**** Records shown ****
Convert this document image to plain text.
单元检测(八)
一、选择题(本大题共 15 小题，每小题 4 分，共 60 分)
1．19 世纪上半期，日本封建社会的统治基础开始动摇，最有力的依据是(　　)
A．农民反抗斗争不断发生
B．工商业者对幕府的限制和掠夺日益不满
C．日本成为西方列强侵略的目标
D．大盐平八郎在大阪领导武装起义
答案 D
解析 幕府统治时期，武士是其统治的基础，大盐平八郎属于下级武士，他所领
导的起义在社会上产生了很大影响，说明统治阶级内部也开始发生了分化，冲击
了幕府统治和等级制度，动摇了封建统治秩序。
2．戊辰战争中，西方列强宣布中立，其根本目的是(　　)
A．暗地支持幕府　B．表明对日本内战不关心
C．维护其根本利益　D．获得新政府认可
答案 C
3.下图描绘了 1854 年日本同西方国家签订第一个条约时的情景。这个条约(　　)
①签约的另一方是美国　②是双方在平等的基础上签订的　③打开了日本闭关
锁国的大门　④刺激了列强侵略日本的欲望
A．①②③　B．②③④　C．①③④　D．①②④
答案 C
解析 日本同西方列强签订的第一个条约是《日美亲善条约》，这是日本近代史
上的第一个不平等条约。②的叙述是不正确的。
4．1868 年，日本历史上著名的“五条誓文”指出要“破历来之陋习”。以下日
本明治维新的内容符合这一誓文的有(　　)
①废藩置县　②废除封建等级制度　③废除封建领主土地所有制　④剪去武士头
****
Stated exercise: Write the entries again, exactly as they stand.

Worked answer:
Convert this document image to plain text.
单元检测(八)
一、选择题(本大题共 15 小题，每小题 4 分，共 60 分)
1．19 世纪上半期，日本封建社会的统治基础开始动摇，最有力的依据是(　　)
A．农民反抗斗争不断发生
B．工商业者对幕府的限制和掠夺日益不满
C．日本成为西方列强侵略的目标
D．大盐平八郎在大阪领导武装起义
答案 D
解析 幕府统治时期，武士是其统治的基础，大盐平八郎属于下级武士，他所领
导的起义在社会上产生了很大影响，说明统治阶级内部也开始发生了分化，冲击
了幕府统治和等级制度，动摇了封建统治秩序。
2．戊辰战争中，西方列强宣布中立，其根本目的是(　　)
A．暗地支持幕府　B．表明对日本内战不关心
C．维护其根本利益　D．获得新政府认可
答案 C
3.下图描绘了 1854 年日本同西方国家签订第一个条约时的情景。这个条约(　　)
①签约的另一方是美国　②是双方在平等的基础上签订的　③打开了日本闭关
锁国的大门　④刺激了列强侵略日本的欲望
A．①②③　B．②③④　C．①③④　D．①②④
答案 C
解析 日本同西方列强签订的第一个条约是《日美亲善条约》，这是日本近代史
上的第一个不平等条约。②的叙述是不正确的。
4．1868 年，日本历史上著名的“五条誓文”指出要“破历来之陋习”。以下日
本明治维新的内容符合这一誓文的有(　　)
①废藩置县　②废除封建等级制度　③废除封建领主土地所有制　④剪去武士头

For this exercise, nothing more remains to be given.